Data listing:
........

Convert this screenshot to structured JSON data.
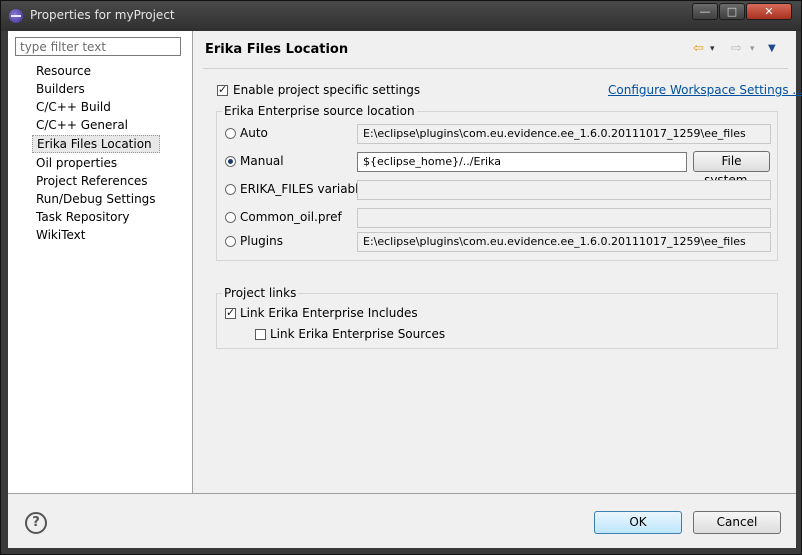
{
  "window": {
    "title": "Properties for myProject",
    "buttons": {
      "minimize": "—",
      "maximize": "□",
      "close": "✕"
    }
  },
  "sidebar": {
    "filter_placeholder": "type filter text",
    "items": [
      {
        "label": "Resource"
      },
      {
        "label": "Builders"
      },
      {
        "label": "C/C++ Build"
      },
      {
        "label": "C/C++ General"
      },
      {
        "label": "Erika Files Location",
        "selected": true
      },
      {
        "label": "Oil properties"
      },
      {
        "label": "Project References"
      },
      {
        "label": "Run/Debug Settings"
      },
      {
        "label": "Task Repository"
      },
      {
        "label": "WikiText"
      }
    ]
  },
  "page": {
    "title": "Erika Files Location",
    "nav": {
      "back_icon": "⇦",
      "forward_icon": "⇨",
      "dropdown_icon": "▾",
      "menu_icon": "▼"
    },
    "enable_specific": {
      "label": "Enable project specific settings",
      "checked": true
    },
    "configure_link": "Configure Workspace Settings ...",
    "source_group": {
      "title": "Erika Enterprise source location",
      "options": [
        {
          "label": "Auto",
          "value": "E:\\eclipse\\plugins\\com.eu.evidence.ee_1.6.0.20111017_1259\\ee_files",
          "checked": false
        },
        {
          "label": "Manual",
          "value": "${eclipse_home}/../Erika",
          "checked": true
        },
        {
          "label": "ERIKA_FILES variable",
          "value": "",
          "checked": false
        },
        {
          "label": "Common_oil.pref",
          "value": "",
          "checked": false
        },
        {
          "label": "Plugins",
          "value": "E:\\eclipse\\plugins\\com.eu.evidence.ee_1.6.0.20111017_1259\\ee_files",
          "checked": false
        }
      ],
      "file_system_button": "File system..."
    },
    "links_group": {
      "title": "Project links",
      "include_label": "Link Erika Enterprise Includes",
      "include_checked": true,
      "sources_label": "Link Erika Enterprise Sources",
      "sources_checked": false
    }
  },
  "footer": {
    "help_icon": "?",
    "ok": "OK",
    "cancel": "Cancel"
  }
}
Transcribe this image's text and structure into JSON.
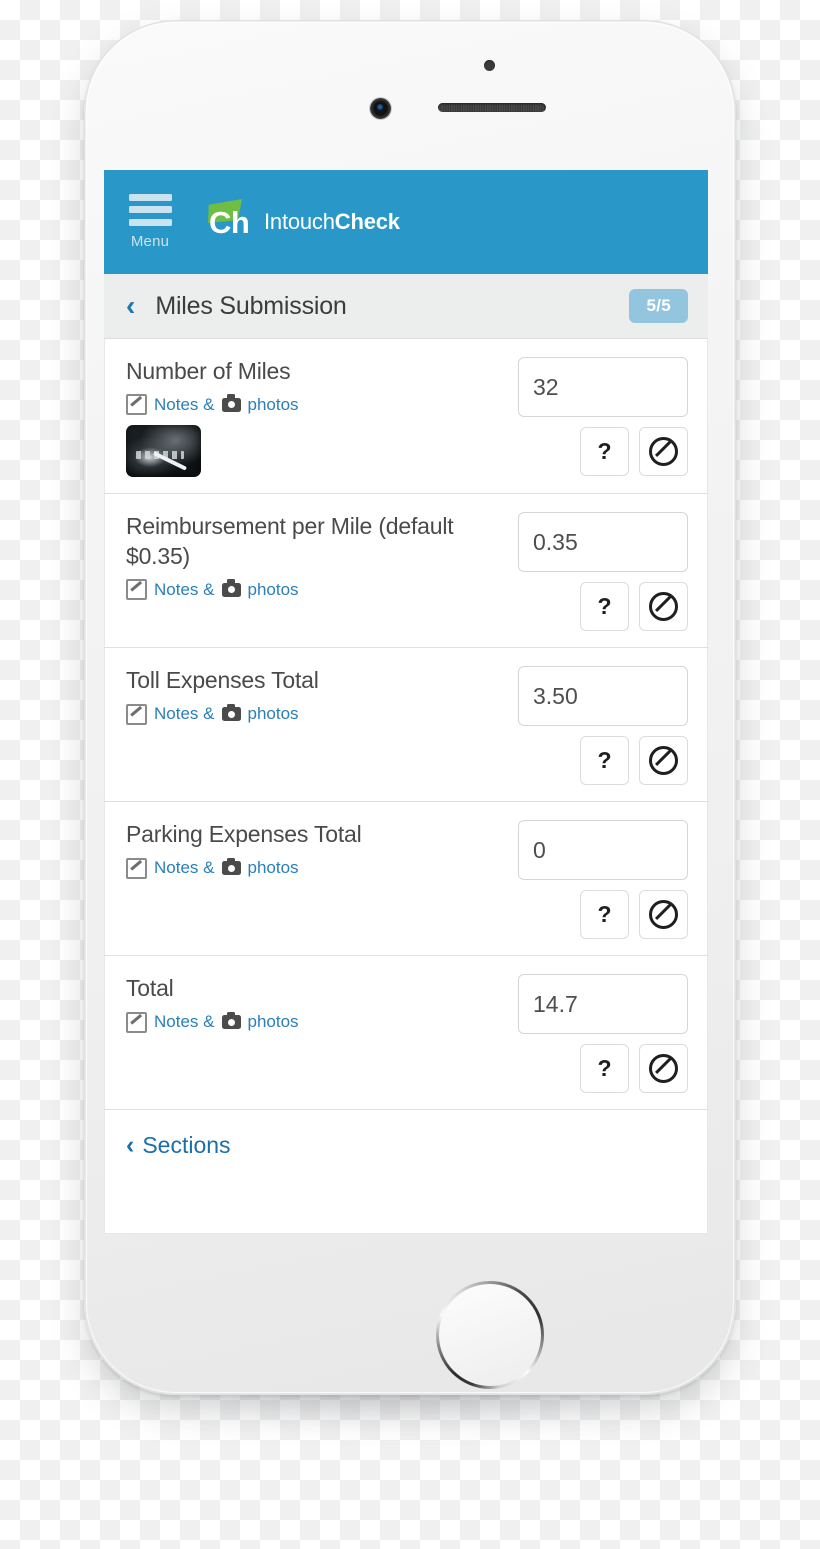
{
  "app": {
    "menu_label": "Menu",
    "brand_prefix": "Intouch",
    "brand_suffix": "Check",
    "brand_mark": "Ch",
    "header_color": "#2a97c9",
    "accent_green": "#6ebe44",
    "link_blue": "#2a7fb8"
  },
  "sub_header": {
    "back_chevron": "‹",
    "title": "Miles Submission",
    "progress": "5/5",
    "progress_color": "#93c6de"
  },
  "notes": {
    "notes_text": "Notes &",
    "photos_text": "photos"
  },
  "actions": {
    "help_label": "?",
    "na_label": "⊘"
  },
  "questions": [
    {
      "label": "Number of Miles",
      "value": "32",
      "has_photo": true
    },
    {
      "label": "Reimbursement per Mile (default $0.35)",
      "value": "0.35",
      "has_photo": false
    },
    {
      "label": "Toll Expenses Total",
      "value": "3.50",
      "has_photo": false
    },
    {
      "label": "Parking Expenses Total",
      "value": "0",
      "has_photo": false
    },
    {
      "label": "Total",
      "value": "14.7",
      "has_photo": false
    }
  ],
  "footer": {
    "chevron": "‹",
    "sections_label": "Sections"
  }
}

........

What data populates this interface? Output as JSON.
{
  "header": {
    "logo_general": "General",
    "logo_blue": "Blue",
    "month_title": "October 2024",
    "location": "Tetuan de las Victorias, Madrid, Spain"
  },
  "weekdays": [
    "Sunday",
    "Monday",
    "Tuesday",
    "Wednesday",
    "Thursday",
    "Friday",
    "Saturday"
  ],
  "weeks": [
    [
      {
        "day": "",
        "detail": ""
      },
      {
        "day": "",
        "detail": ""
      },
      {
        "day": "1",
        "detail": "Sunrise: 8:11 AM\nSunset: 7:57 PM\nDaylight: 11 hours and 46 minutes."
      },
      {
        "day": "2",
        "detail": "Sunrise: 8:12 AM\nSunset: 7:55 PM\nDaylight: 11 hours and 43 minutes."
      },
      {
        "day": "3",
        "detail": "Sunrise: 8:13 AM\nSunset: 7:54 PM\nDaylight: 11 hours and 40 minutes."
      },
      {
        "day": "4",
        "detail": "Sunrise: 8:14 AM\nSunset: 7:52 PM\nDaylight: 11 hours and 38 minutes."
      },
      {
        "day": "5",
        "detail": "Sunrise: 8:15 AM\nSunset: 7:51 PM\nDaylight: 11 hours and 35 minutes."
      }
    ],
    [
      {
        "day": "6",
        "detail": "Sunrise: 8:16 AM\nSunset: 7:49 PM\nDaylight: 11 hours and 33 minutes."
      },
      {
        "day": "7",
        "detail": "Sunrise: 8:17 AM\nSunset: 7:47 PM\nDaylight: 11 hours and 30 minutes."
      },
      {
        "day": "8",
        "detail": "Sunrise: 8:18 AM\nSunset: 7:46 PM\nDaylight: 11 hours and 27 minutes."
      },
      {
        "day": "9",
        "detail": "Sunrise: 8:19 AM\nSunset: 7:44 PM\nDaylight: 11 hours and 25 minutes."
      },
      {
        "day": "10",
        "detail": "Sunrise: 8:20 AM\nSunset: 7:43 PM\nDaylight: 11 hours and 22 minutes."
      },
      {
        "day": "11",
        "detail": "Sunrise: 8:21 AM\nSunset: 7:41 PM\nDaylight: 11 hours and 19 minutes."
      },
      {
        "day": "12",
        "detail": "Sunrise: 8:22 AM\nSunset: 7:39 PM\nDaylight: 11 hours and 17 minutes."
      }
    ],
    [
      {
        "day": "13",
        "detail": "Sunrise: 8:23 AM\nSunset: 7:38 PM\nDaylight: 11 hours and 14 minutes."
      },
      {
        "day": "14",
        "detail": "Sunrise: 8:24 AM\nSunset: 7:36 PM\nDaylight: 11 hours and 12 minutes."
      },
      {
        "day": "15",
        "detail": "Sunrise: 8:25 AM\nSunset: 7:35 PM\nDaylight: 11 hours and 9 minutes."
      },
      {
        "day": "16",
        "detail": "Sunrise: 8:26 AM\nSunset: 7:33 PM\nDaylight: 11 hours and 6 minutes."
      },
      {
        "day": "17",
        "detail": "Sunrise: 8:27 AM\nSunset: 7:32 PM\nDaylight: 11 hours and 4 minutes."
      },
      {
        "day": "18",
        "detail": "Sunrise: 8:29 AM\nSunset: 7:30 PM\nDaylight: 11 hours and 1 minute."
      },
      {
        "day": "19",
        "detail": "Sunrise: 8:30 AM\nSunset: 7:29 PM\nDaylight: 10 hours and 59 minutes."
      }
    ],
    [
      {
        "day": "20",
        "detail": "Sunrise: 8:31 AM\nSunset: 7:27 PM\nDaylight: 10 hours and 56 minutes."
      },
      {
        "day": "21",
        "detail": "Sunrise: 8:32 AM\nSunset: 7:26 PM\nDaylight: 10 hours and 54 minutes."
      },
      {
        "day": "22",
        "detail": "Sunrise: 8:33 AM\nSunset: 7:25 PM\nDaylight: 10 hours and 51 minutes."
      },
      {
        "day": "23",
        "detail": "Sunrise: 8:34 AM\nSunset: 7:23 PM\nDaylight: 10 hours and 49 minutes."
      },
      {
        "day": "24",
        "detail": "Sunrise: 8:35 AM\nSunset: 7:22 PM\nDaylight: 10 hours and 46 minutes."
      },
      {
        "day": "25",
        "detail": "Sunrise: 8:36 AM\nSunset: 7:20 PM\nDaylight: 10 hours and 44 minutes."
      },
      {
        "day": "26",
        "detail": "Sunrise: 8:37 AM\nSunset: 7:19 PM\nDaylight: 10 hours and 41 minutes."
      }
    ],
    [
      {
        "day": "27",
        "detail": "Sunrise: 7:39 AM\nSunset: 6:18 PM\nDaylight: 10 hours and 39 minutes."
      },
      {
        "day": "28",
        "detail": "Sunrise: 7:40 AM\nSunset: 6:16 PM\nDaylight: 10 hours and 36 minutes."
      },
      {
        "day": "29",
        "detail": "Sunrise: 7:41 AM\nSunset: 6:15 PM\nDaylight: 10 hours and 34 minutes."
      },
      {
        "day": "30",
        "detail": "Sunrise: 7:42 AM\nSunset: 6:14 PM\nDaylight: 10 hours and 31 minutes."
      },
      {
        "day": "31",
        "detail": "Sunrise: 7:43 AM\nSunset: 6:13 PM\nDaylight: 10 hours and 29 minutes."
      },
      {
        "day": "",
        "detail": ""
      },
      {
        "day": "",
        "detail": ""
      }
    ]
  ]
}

........

Stated problem:
Return all lines containing "Expenses".

Written answer:
      "label": "Toll Expenses Total",
      "label": "Parking Expenses Total",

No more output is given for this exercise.